Repeat each record word for word. Leave nothing out.

[Records for the exercise Boundary: Start]

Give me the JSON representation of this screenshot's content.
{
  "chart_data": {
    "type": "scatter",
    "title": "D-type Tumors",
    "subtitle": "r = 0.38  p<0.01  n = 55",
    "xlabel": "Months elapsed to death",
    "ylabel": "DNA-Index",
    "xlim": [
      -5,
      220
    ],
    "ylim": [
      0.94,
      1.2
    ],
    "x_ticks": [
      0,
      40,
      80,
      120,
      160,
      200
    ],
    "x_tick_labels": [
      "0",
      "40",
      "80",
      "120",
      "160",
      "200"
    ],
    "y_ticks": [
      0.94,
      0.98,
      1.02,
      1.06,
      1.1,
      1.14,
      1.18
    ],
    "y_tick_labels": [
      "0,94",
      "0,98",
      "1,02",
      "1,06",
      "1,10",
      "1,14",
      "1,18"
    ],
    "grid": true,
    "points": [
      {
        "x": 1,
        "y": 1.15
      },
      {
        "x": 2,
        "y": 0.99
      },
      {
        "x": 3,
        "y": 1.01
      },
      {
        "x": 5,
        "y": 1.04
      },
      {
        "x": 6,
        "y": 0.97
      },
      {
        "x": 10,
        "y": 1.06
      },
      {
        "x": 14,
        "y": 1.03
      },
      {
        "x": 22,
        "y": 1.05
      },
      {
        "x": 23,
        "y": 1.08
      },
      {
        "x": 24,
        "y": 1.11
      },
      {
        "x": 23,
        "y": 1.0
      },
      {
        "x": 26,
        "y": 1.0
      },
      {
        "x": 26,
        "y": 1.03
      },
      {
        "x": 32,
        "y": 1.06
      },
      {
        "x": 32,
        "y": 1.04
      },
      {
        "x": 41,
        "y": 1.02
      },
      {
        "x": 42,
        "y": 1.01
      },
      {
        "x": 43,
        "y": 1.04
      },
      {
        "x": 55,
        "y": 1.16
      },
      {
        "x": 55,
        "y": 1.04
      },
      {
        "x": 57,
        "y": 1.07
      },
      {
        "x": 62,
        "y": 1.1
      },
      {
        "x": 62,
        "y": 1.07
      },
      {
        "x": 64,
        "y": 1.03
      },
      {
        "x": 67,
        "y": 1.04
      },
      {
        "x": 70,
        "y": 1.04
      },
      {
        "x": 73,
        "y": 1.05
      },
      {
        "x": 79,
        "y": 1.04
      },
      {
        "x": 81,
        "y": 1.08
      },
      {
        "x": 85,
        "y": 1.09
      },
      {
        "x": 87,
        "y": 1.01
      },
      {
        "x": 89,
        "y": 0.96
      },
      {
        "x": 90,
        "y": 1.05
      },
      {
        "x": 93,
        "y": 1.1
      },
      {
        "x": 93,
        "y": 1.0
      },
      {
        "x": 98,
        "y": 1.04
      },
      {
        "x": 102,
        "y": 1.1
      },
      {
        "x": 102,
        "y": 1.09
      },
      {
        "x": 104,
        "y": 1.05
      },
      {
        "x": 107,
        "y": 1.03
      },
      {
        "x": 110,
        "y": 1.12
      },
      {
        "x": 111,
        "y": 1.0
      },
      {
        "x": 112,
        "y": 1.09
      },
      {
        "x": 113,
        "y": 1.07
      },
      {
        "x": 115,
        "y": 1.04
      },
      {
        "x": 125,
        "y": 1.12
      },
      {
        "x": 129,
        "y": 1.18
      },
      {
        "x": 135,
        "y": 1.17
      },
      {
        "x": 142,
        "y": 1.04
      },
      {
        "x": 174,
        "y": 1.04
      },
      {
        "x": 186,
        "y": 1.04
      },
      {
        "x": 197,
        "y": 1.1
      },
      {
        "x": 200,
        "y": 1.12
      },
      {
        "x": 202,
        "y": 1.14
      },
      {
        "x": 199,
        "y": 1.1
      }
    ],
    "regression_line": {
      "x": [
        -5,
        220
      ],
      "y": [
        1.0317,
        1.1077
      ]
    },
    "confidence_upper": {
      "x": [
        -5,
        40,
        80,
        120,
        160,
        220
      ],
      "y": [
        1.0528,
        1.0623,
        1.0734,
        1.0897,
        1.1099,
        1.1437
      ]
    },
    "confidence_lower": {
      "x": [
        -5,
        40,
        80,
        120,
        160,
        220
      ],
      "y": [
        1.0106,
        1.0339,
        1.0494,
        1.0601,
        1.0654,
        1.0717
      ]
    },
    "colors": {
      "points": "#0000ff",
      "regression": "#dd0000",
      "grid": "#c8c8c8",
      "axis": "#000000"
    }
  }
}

[Records for the exercise Boundary: End]

## Task response
Give me the JSON representation of this screenshot's content.
{
  "chart_data": {
    "type": "scatter",
    "title": "D-type Tumors",
    "subtitle": "r = 0.38  p<0.01  n = 55",
    "xlabel": "Months elapsed to death",
    "ylabel": "DNA-Index",
    "xlim": [
      -5,
      220
    ],
    "ylim": [
      0.94,
      1.2
    ],
    "x_ticks": [
      0,
      40,
      80,
      120,
      160,
      200
    ],
    "x_tick_labels": [
      "0",
      "40",
      "80",
      "120",
      "160",
      "200"
    ],
    "y_ticks": [
      0.94,
      0.98,
      1.02,
      1.06,
      1.1,
      1.14,
      1.18
    ],
    "y_tick_labels": [
      "0,94",
      "0,98",
      "1,02",
      "1,06",
      "1,10",
      "1,14",
      "1,18"
    ],
    "grid": true,
    "points": [
      {
        "x": 1,
        "y": 1.15
      },
      {
        "x": 2,
        "y": 0.99
      },
      {
        "x": 3,
        "y": 1.01
      },
      {
        "x": 5,
        "y": 1.04
      },
      {
        "x": 6,
        "y": 0.97
      },
      {
        "x": 10,
        "y": 1.06
      },
      {
        "x": 14,
        "y": 1.03
      },
      {
        "x": 22,
        "y": 1.05
      },
      {
        "x": 23,
        "y": 1.08
      },
      {
        "x": 24,
        "y": 1.11
      },
      {
        "x": 23,
        "y": 1.0
      },
      {
        "x": 26,
        "y": 1.0
      },
      {
        "x": 26,
        "y": 1.03
      },
      {
        "x": 32,
        "y": 1.06
      },
      {
        "x": 32,
        "y": 1.04
      },
      {
        "x": 41,
        "y": 1.02
      },
      {
        "x": 42,
        "y": 1.01
      },
      {
        "x": 43,
        "y": 1.04
      },
      {
        "x": 55,
        "y": 1.16
      },
      {
        "x": 55,
        "y": 1.04
      },
      {
        "x": 57,
        "y": 1.07
      },
      {
        "x": 62,
        "y": 1.1
      },
      {
        "x": 62,
        "y": 1.07
      },
      {
        "x": 64,
        "y": 1.03
      },
      {
        "x": 67,
        "y": 1.04
      },
      {
        "x": 70,
        "y": 1.04
      },
      {
        "x": 73,
        "y": 1.05
      },
      {
        "x": 79,
        "y": 1.04
      },
      {
        "x": 81,
        "y": 1.08
      },
      {
        "x": 85,
        "y": 1.09
      },
      {
        "x": 87,
        "y": 1.01
      },
      {
        "x": 89,
        "y": 0.96
      },
      {
        "x": 90,
        "y": 1.05
      },
      {
        "x": 93,
        "y": 1.1
      },
      {
        "x": 93,
        "y": 1.0
      },
      {
        "x": 98,
        "y": 1.04
      },
      {
        "x": 102,
        "y": 1.1
      },
      {
        "x": 102,
        "y": 1.09
      },
      {
        "x": 104,
        "y": 1.05
      },
      {
        "x": 107,
        "y": 1.03
      },
      {
        "x": 110,
        "y": 1.12
      },
      {
        "x": 111,
        "y": 1.0
      },
      {
        "x": 112,
        "y": 1.09
      },
      {
        "x": 113,
        "y": 1.07
      },
      {
        "x": 115,
        "y": 1.04
      },
      {
        "x": 125,
        "y": 1.12
      },
      {
        "x": 129,
        "y": 1.18
      },
      {
        "x": 135,
        "y": 1.17
      },
      {
        "x": 142,
        "y": 1.04
      },
      {
        "x": 174,
        "y": 1.04
      },
      {
        "x": 186,
        "y": 1.04
      },
      {
        "x": 197,
        "y": 1.1
      },
      {
        "x": 200,
        "y": 1.12
      },
      {
        "x": 202,
        "y": 1.14
      },
      {
        "x": 199,
        "y": 1.1
      }
    ],
    "regression_line": {
      "x": [
        -5,
        220
      ],
      "y": [
        1.0317,
        1.1077
      ]
    },
    "confidence_upper": {
      "x": [
        -5,
        40,
        80,
        120,
        160,
        220
      ],
      "y": [
        1.0528,
        1.0623,
        1.0734,
        1.0897,
        1.1099,
        1.1437
      ]
    },
    "confidence_lower": {
      "x": [
        -5,
        40,
        80,
        120,
        160,
        220
      ],
      "y": [
        1.0106,
        1.0339,
        1.0494,
        1.0601,
        1.0654,
        1.0717
      ]
    },
    "colors": {
      "points": "#0000ff",
      "regression": "#dd0000",
      "grid": "#c8c8c8",
      "axis": "#000000"
    }
  }
}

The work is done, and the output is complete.